--- Given data ---
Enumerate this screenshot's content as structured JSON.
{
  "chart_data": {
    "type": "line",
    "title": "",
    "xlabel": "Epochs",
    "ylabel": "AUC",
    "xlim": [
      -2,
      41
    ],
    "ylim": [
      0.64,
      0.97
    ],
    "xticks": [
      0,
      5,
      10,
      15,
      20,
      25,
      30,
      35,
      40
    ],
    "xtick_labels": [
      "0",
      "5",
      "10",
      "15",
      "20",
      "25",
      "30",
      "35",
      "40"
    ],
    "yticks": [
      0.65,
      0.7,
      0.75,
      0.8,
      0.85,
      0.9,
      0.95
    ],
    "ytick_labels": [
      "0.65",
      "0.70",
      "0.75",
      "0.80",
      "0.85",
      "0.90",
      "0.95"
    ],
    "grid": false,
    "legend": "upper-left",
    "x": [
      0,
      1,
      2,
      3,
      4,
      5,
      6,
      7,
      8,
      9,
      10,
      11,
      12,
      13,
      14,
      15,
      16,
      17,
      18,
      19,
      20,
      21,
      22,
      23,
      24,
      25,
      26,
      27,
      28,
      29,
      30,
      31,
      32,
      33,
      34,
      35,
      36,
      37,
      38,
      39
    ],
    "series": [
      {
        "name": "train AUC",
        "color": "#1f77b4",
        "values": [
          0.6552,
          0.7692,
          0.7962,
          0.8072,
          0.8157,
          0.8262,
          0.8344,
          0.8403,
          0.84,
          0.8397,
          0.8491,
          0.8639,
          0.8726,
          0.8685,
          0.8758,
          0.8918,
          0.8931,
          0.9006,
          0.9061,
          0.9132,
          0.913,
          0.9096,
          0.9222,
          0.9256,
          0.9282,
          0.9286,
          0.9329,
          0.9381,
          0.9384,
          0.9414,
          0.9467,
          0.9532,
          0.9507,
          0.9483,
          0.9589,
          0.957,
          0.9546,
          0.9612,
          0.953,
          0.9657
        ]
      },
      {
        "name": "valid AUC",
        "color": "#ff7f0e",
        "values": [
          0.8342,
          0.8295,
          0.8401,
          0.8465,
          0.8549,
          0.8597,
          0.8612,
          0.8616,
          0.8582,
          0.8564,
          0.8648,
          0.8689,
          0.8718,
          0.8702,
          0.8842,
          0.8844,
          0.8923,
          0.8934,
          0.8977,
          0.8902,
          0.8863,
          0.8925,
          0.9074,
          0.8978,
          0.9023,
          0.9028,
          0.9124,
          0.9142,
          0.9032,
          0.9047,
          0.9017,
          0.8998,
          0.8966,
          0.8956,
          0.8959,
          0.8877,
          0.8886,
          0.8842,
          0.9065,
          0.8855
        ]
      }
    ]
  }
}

--- Directive ---
Take the records above and return them exactly as written.

--- Expected output ---
Enumerate this screenshot's content as structured JSON.
{
  "chart_data": {
    "type": "line",
    "title": "",
    "xlabel": "Epochs",
    "ylabel": "AUC",
    "xlim": [
      -2,
      41
    ],
    "ylim": [
      0.64,
      0.97
    ],
    "xticks": [
      0,
      5,
      10,
      15,
      20,
      25,
      30,
      35,
      40
    ],
    "xtick_labels": [
      "0",
      "5",
      "10",
      "15",
      "20",
      "25",
      "30",
      "35",
      "40"
    ],
    "yticks": [
      0.65,
      0.7,
      0.75,
      0.8,
      0.85,
      0.9,
      0.95
    ],
    "ytick_labels": [
      "0.65",
      "0.70",
      "0.75",
      "0.80",
      "0.85",
      "0.90",
      "0.95"
    ],
    "grid": false,
    "legend": "upper-left",
    "x": [
      0,
      1,
      2,
      3,
      4,
      5,
      6,
      7,
      8,
      9,
      10,
      11,
      12,
      13,
      14,
      15,
      16,
      17,
      18,
      19,
      20,
      21,
      22,
      23,
      24,
      25,
      26,
      27,
      28,
      29,
      30,
      31,
      32,
      33,
      34,
      35,
      36,
      37,
      38,
      39
    ],
    "series": [
      {
        "name": "train AUC",
        "color": "#1f77b4",
        "values": [
          0.6552,
          0.7692,
          0.7962,
          0.8072,
          0.8157,
          0.8262,
          0.8344,
          0.8403,
          0.84,
          0.8397,
          0.8491,
          0.8639,
          0.8726,
          0.8685,
          0.8758,
          0.8918,
          0.8931,
          0.9006,
          0.9061,
          0.9132,
          0.913,
          0.9096,
          0.9222,
          0.9256,
          0.9282,
          0.9286,
          0.9329,
          0.9381,
          0.9384,
          0.9414,
          0.9467,
          0.9532,
          0.9507,
          0.9483,
          0.9589,
          0.957,
          0.9546,
          0.9612,
          0.953,
          0.9657
        ]
      },
      {
        "name": "valid AUC",
        "color": "#ff7f0e",
        "values": [
          0.8342,
          0.8295,
          0.8401,
          0.8465,
          0.8549,
          0.8597,
          0.8612,
          0.8616,
          0.8582,
          0.8564,
          0.8648,
          0.8689,
          0.8718,
          0.8702,
          0.8842,
          0.8844,
          0.8923,
          0.8934,
          0.8977,
          0.8902,
          0.8863,
          0.8925,
          0.9074,
          0.8978,
          0.9023,
          0.9028,
          0.9124,
          0.9142,
          0.9032,
          0.9047,
          0.9017,
          0.8998,
          0.8966,
          0.8956,
          0.8959,
          0.8877,
          0.8886,
          0.8842,
          0.9065,
          0.8855
        ]
      }
    ]
  }
}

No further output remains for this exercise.